— begin —
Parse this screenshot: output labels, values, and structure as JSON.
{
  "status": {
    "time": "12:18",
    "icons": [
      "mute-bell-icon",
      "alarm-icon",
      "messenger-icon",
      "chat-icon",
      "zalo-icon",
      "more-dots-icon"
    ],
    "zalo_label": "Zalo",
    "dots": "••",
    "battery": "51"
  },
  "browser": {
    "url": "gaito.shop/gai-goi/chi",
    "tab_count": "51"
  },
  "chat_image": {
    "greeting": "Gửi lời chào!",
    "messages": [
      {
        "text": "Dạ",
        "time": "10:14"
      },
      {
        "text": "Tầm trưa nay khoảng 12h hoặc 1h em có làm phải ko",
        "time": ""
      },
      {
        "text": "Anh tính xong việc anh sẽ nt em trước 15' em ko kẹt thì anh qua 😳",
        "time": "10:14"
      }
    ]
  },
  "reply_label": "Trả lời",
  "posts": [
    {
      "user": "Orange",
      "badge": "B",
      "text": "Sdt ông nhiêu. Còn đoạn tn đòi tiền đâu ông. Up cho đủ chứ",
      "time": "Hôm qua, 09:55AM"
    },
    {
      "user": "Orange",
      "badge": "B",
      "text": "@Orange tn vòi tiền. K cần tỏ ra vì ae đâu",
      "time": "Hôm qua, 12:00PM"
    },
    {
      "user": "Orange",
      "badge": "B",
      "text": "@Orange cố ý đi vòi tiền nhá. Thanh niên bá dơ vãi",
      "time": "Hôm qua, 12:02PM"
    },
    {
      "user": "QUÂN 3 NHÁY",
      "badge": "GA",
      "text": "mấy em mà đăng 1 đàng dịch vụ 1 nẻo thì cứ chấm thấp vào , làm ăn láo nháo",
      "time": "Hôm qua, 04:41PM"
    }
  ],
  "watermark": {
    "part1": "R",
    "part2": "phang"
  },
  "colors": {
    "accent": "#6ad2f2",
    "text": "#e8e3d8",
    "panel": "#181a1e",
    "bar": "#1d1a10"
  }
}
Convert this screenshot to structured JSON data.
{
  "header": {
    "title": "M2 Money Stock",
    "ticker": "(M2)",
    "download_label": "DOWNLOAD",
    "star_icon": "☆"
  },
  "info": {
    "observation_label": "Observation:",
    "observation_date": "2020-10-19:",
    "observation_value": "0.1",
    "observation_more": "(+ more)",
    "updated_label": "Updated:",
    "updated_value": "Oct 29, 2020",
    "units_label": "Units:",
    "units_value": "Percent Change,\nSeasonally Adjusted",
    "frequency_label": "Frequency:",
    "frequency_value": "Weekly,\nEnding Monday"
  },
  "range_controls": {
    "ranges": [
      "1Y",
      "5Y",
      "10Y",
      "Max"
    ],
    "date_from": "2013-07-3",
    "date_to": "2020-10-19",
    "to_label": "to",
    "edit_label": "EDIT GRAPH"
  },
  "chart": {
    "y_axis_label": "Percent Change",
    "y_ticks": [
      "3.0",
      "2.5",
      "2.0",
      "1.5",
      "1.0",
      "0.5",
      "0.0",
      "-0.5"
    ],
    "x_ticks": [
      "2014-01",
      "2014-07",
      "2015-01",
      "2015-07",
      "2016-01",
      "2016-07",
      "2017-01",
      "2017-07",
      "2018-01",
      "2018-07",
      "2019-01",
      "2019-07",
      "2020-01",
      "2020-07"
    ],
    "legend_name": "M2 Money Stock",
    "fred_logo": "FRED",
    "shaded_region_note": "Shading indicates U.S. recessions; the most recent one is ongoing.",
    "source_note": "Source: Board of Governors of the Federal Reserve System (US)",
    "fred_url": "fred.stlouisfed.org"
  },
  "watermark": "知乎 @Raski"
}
— end —
— begin —
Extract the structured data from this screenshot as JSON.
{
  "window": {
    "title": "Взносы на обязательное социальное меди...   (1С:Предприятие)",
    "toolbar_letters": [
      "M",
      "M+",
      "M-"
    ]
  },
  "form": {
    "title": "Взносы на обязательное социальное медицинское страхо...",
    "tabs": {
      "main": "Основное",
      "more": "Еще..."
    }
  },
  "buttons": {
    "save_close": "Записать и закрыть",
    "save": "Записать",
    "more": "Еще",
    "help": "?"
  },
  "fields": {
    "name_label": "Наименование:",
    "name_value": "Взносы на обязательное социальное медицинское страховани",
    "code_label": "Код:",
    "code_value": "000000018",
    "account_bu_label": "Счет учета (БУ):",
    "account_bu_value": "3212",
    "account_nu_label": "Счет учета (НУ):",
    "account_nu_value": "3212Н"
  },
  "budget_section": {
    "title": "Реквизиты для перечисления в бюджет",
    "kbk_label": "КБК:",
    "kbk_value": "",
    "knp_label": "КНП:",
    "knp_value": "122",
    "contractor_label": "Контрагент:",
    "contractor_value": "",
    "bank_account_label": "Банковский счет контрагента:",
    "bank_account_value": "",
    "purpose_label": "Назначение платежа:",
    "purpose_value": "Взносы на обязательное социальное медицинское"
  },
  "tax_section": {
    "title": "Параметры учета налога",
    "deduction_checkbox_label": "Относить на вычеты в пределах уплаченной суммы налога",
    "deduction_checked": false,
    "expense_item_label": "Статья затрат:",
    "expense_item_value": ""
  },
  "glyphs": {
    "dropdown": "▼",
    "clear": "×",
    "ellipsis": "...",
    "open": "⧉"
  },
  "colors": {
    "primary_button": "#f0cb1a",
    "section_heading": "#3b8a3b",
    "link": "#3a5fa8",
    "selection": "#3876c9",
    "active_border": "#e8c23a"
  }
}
— end —
◆ What you will do ◆
Pick out and copy the lines of the entries that hold the string "учета".

◆ Exercise output ◆
    "account_bu_label": "Счет учета (БУ):",
    "account_nu_label": "Счет учета (НУ):",
    "title": "Параметры учета налога",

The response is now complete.